Data entries:
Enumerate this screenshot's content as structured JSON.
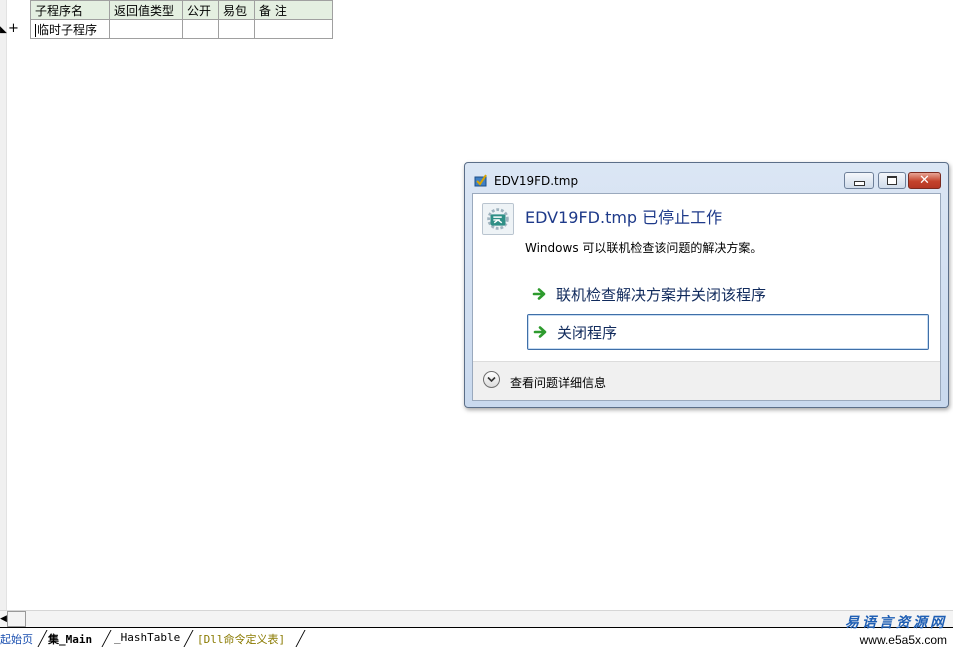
{
  "table": {
    "headers": [
      "子程序名",
      "返回值类型",
      "公开",
      "易包",
      "备 注"
    ],
    "rows": [
      [
        "临时子程序",
        "",
        "",
        "",
        ""
      ]
    ]
  },
  "gutter": {
    "expand_symbol": "+"
  },
  "dialog": {
    "title": "EDV19FD.tmp",
    "heading": "EDV19FD.tmp 已停止工作",
    "description": "Windows 可以联机检查该问题的解决方案。",
    "option_check_online": "联机检查解决方案并关闭该程序",
    "option_close": "关闭程序",
    "details_label": "查看问题详细信息",
    "accent_color": "#1e3a8a",
    "arrow_color": "#2e9b2e"
  },
  "tabs": [
    "起始页",
    "集_Main",
    "_HashTable",
    "[Dll命令定义表]"
  ],
  "watermark": {
    "text": "易语言资源网",
    "url": "www.e5a5x.com"
  }
}
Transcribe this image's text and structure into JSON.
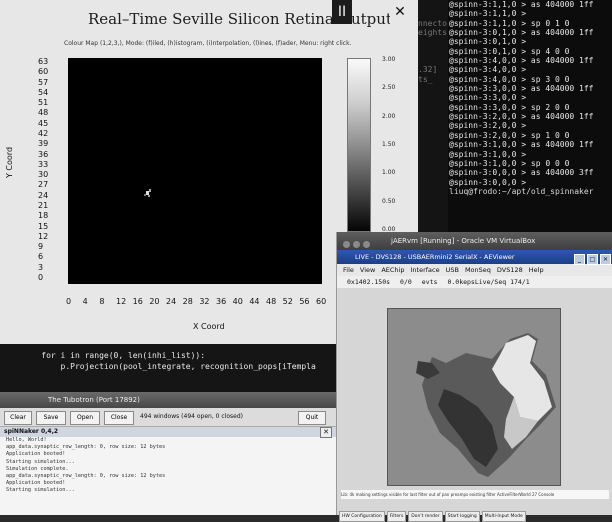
{
  "terminal": {
    "lines": [
      "@spinn-3:1,1,0 > as 404000 1ff",
      "@spinn-3:1,1,0 >",
      "@spinn-3:1,1,0 > sp 0 1 0",
      "@spinn-3:0,1,0 > as 404000 1ff",
      "@spinn-3:0,1,0 >",
      "@spinn-3:0,1,0 > sp 4 0 0",
      "@spinn-3:4,0,0 > as 404000 1ff",
      "@spinn-3:4,0,0 >",
      "@spinn-3:4,0,0 > sp 3 0 0",
      "@spinn-3:3,0,0 > as 404000 1ff",
      "@spinn-3:3,0,0 >",
      "@spinn-3:3,0,0 > sp 2 0 0",
      "@spinn-3:2,0,0 > as 404000 1ff",
      "@spinn-3:2,0,0 >",
      "@spinn-3:2,0,0 > sp 1 0 0",
      "@spinn-3:1,0,0 > as 404000 1ff",
      "@spinn-3:1,0,0 >",
      "@spinn-3:1,0,0 > sp 0 0 0",
      "@spinn-3:0,0,0 > as 404000 3ff",
      "@spinn-3:0,0,0 >"
    ],
    "prompt": "liuq@frodo:~/apt/old_spinnaker",
    "left_fragments": [
      "",
      "",
      "nnecto",
      "eights",
      "",
      "",
      "",
      ".32]",
      "ts_",
      "",
      "",
      "",
      "",
      "",
      "",
      "",
      "",
      "",
      "",
      ""
    ]
  },
  "retina": {
    "title": "Real–Time Seville Silicon Retina Output",
    "subtitle": "Colour Map (1,2,3,), Mode: (f)iled, (h)istogram, (i)nterpolation, (l)ines, (f)ader, Menu: right click.",
    "pause_glyph": "II",
    "close_glyph": "✕",
    "chart_data": {
      "type": "heatmap",
      "xlabel": "X Coord",
      "ylabel": "Y Coord",
      "x_ticks": [
        "0",
        "4",
        "8",
        "12",
        "16",
        "20",
        "24",
        "28",
        "32",
        "36",
        "40",
        "44",
        "48",
        "52",
        "56",
        "60"
      ],
      "y_ticks": [
        "63",
        "60",
        "57",
        "54",
        "51",
        "48",
        "45",
        "42",
        "39",
        "36",
        "33",
        "30",
        "27",
        "24",
        "21",
        "18",
        "15",
        "12",
        "9",
        "6",
        "3",
        "0"
      ],
      "colorbar_ticks": [
        "3.00",
        "2.50",
        "2.00",
        "1.50",
        "1.00",
        "0.50",
        "0.00"
      ],
      "colorbar_range": [
        0,
        3
      ]
    }
  },
  "code": {
    "line1": "    for i in range(0, len(inhi_list)):",
    "line2": "        p.Projection(pool_integrate, recognition_pops[iTempla"
  },
  "tubotron": {
    "title": "The Tubotron (Port 17892)",
    "buttons": [
      "Clear",
      "Save",
      "Open",
      "Close"
    ],
    "window_count": "494 windows (494 open, 0 closed)",
    "quit_label": "Quit",
    "tab": "spiNNaker 0,4,2",
    "tab_close": "✕",
    "log": [
      "Hello, World!",
      "app_data.synaptic_row_length: 0, row size: 12 bytes",
      "Application booted!",
      "Starting simulation...",
      "Simulation complete.",
      "app_data.synaptic_row_length: 0, row size: 12 bytes",
      "Application booted!",
      "Starting simulation..."
    ]
  },
  "vbox": {
    "title": "jAERvm [Running] - Oracle VM VirtualBox",
    "jaer": {
      "title": "LIVE - DVS128 - USBAERmini2 SerialX - AEViewer",
      "window_controls": [
        "_",
        "□",
        "✕"
      ],
      "menu": [
        "File",
        "View",
        "AEChip",
        "Interface",
        "USB",
        "MonSeq",
        "DVS128",
        "Help"
      ],
      "status": [
        "0x1402.150s",
        "0/0",
        "evts",
        "0.0kepsLive/Seq 174/1"
      ],
      "tip": "Lib: 4k making settings visible for last filter out of pan preamps existing filter ActiveFilterWorld 27 Console",
      "bottom_buttons": [
        "HW Configuration",
        "Filters",
        "Don't render",
        "Start logging",
        "Multi-Input Mode"
      ]
    }
  }
}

> _GIVEN PROBLEM_
Exclude the pictures. Write out the remaining data exactly.

> _OUTPUT FOR THIS TASK_
Enumerate this screenshot's content as structured JSON.
{
  "table": {
    "headers": [
      "子程序名",
      "返回值类型",
      "公开",
      "易包",
      "备 注"
    ],
    "rows": [
      [
        "临时子程序",
        "",
        "",
        "",
        ""
      ]
    ]
  },
  "gutter": {
    "expand_symbol": "+"
  },
  "dialog": {
    "title": "EDV19FD.tmp",
    "heading": "EDV19FD.tmp 已停止工作",
    "description": "Windows 可以联机检查该问题的解决方案。",
    "option_check_online": "联机检查解决方案并关闭该程序",
    "option_close": "关闭程序",
    "details_label": "查看问题详细信息",
    "accent_color": "#1e3a8a",
    "arrow_color": "#2e9b2e"
  },
  "tabs": [
    "起始页",
    "集_Main",
    "_HashTable",
    "[Dll命令定义表]"
  ],
  "watermark": {
    "text": "易语言资源网",
    "url": "www.e5a5x.com"
  }
}
Transcribe this image's text and structure into JSON.
{
  "terminal": {
    "lines": [
      "@spinn-3:1,1,0 > as 404000 1ff",
      "@spinn-3:1,1,0 >",
      "@spinn-3:1,1,0 > sp 0 1 0",
      "@spinn-3:0,1,0 > as 404000 1ff",
      "@spinn-3:0,1,0 >",
      "@spinn-3:0,1,0 > sp 4 0 0",
      "@spinn-3:4,0,0 > as 404000 1ff",
      "@spinn-3:4,0,0 >",
      "@spinn-3:4,0,0 > sp 3 0 0",
      "@spinn-3:3,0,0 > as 404000 1ff",
      "@spinn-3:3,0,0 >",
      "@spinn-3:3,0,0 > sp 2 0 0",
      "@spinn-3:2,0,0 > as 404000 1ff",
      "@spinn-3:2,0,0 >",
      "@spinn-3:2,0,0 > sp 1 0 0",
      "@spinn-3:1,0,0 > as 404000 1ff",
      "@spinn-3:1,0,0 >",
      "@spinn-3:1,0,0 > sp 0 0 0",
      "@spinn-3:0,0,0 > as 404000 3ff",
      "@spinn-3:0,0,0 >"
    ],
    "prompt": "liuq@frodo:~/apt/old_spinnaker",
    "left_fragments": [
      "",
      "",
      "nnecto",
      "eights",
      "",
      "",
      "",
      ".32]",
      "ts_",
      "",
      "",
      "",
      "",
      "",
      "",
      "",
      "",
      "",
      "",
      ""
    ]
  },
  "retina": {
    "title": "Real–Time Seville Silicon Retina Output",
    "subtitle": "Colour Map (1,2,3,), Mode: (f)iled, (h)istogram, (i)nterpolation, (l)ines, (f)ader, Menu: right click.",
    "pause_glyph": "II",
    "close_glyph": "✕",
    "chart_data": {
      "type": "heatmap",
      "xlabel": "X Coord",
      "ylabel": "Y Coord",
      "x_ticks": [
        "0",
        "4",
        "8",
        "12",
        "16",
        "20",
        "24",
        "28",
        "32",
        "36",
        "40",
        "44",
        "48",
        "52",
        "56",
        "60"
      ],
      "y_ticks": [
        "63",
        "60",
        "57",
        "54",
        "51",
        "48",
        "45",
        "42",
        "39",
        "36",
        "33",
        "30",
        "27",
        "24",
        "21",
        "18",
        "15",
        "12",
        "9",
        "6",
        "3",
        "0"
      ],
      "colorbar_ticks": [
        "3.00",
        "2.50",
        "2.00",
        "1.50",
        "1.00",
        "0.50",
        "0.00"
      ],
      "colorbar_range": [
        0,
        3
      ]
    }
  },
  "code": {
    "line1": "    for i in range(0, len(inhi_list)):",
    "line2": "        p.Projection(pool_integrate, recognition_pops[iTempla"
  },
  "tubotron": {
    "title": "The Tubotron (Port 17892)",
    "buttons": [
      "Clear",
      "Save",
      "Open",
      "Close"
    ],
    "window_count": "494 windows (494 open, 0 closed)",
    "quit_label": "Quit",
    "tab": "spiNNaker 0,4,2",
    "tab_close": "✕",
    "log": [
      "Hello, World!",
      "app_data.synaptic_row_length: 0, row size: 12 bytes",
      "Application booted!",
      "Starting simulation...",
      "Simulation complete.",
      "app_data.synaptic_row_length: 0, row size: 12 bytes",
      "Application booted!",
      "Starting simulation..."
    ]
  },
  "vbox": {
    "title": "jAERvm [Running] - Oracle VM VirtualBox",
    "jaer": {
      "title": "LIVE - DVS128 - USBAERmini2 SerialX - AEViewer",
      "window_controls": [
        "_",
        "□",
        "✕"
      ],
      "menu": [
        "File",
        "View",
        "AEChip",
        "Interface",
        "USB",
        "MonSeq",
        "DVS128",
        "Help"
      ],
      "status": [
        "0x1402.150s",
        "0/0",
        "evts",
        "0.0kepsLive/Seq 174/1"
      ],
      "tip": "Lib: 4k making settings visible for last filter out of pan preamps existing filter ActiveFilterWorld 27 Console",
      "bottom_buttons": [
        "HW Configuration",
        "Filters",
        "Don't render",
        "Start logging",
        "Multi-Input Mode"
      ]
    }
  }
}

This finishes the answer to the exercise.